- _Written request_: Return all lines below containing the word "Cartão".

---------- Records for the task ----------

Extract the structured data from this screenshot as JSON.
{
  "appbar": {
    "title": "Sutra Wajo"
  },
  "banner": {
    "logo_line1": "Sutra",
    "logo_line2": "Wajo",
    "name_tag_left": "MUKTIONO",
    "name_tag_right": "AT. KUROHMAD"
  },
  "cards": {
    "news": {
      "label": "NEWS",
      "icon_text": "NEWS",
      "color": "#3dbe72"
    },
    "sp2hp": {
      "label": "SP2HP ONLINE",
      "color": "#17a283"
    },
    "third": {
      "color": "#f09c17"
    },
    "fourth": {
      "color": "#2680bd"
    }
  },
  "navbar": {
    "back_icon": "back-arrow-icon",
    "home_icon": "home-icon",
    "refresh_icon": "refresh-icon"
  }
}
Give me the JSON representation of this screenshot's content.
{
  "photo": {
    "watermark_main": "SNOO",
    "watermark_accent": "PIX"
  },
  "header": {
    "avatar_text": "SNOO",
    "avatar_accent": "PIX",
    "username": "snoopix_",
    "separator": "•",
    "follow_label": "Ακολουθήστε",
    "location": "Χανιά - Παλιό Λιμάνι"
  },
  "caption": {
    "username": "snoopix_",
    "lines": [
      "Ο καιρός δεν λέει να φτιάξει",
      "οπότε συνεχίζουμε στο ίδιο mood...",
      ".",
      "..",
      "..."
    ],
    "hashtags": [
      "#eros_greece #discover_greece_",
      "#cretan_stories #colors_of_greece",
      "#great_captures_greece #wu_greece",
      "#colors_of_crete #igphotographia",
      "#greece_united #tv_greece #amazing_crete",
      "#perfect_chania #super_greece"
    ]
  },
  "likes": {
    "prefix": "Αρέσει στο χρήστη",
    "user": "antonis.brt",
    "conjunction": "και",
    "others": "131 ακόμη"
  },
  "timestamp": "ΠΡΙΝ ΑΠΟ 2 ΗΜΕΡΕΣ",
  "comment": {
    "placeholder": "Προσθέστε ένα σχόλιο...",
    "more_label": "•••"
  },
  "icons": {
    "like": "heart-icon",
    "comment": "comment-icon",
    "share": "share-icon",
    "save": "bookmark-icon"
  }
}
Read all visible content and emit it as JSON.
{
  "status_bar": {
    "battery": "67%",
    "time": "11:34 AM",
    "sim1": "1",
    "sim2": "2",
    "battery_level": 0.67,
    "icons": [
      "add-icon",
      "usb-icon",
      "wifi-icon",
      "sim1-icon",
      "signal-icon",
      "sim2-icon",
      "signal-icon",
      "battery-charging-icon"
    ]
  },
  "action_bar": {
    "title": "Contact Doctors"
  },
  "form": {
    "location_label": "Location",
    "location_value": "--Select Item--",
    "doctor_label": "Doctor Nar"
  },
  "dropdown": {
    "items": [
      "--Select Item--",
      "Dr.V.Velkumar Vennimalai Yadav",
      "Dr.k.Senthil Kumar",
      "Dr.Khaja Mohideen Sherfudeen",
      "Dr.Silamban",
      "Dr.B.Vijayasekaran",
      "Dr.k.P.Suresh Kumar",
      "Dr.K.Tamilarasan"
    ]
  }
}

----------
---------- Records for the task ----------

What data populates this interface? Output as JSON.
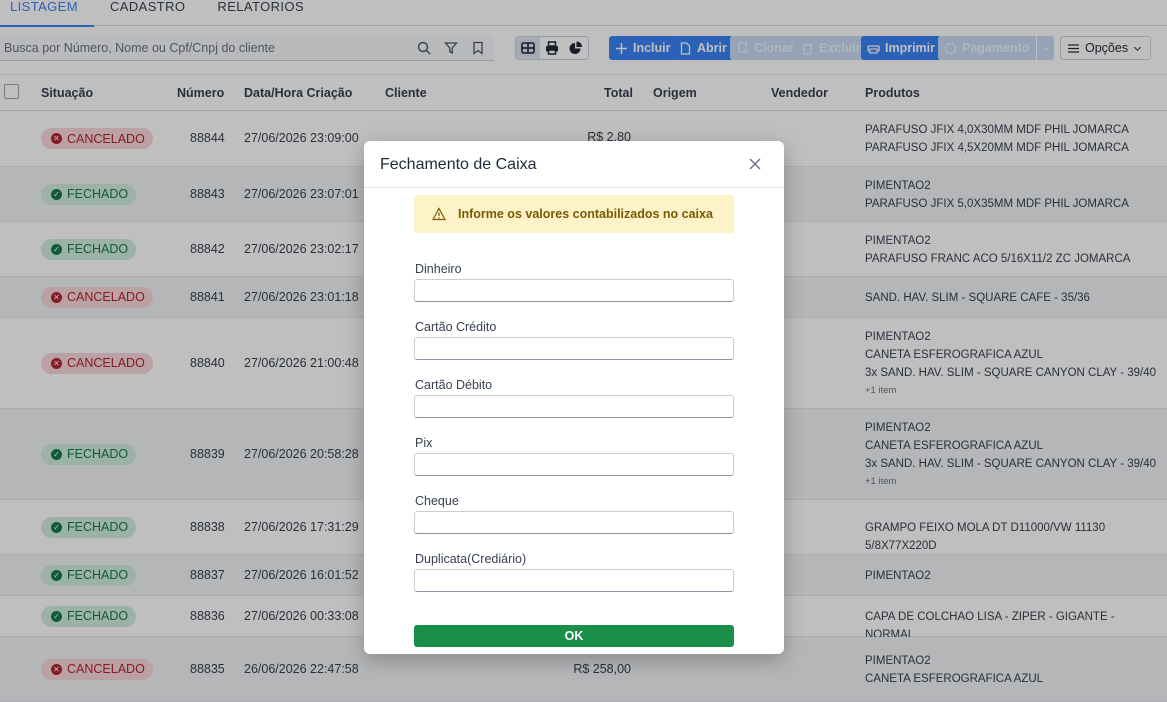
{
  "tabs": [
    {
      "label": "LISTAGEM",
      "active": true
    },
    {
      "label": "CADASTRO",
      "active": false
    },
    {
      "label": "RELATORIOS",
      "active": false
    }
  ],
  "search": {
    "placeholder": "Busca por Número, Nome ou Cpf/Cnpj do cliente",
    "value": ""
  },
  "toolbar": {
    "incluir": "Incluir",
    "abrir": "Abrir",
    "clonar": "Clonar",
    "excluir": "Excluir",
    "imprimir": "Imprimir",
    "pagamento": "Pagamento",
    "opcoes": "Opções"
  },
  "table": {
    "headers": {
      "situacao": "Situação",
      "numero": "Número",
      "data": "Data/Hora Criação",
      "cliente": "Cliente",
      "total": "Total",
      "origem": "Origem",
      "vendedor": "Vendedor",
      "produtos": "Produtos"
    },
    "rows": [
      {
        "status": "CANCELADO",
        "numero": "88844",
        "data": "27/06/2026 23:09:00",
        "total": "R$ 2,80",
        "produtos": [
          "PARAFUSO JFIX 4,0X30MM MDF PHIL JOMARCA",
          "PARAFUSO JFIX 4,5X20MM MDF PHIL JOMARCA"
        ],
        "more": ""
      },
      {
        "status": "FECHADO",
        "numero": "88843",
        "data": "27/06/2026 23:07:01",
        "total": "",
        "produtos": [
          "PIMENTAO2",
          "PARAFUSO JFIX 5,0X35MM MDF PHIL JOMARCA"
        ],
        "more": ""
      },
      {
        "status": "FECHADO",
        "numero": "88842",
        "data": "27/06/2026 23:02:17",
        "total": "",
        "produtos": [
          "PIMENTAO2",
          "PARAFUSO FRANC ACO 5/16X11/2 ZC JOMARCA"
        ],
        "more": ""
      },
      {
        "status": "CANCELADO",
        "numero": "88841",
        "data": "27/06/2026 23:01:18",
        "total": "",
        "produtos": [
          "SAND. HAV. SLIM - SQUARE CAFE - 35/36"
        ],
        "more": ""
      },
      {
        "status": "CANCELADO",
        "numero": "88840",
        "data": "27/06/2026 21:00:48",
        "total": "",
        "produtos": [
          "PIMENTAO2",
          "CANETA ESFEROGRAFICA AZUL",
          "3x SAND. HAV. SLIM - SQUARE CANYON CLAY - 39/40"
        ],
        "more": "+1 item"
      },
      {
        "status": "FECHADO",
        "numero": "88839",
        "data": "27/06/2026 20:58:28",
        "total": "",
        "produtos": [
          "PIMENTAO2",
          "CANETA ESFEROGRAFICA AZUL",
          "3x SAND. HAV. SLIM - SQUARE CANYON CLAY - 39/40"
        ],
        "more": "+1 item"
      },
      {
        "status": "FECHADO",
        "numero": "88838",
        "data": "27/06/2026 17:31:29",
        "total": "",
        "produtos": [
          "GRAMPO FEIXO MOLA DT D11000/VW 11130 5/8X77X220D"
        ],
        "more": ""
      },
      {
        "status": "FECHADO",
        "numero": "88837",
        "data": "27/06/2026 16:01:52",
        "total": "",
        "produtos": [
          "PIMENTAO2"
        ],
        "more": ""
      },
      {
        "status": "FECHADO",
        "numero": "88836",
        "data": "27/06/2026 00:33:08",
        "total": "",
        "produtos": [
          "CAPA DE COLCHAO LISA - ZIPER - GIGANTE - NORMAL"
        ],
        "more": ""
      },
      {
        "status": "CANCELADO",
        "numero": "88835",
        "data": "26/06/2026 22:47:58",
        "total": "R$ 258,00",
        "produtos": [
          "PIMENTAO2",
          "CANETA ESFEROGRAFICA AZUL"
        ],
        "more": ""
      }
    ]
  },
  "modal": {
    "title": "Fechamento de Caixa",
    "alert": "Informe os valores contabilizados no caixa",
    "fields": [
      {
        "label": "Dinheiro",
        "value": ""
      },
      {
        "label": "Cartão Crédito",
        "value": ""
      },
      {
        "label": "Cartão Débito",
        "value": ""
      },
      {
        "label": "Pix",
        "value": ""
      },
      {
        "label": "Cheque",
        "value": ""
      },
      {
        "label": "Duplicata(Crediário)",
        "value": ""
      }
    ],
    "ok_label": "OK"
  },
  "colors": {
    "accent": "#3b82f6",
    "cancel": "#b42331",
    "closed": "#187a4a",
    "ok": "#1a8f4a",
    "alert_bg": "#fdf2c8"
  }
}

----------

- _Exercise response_:
        "label": "Cartão Crédito",
        "label": "Cartão Débito",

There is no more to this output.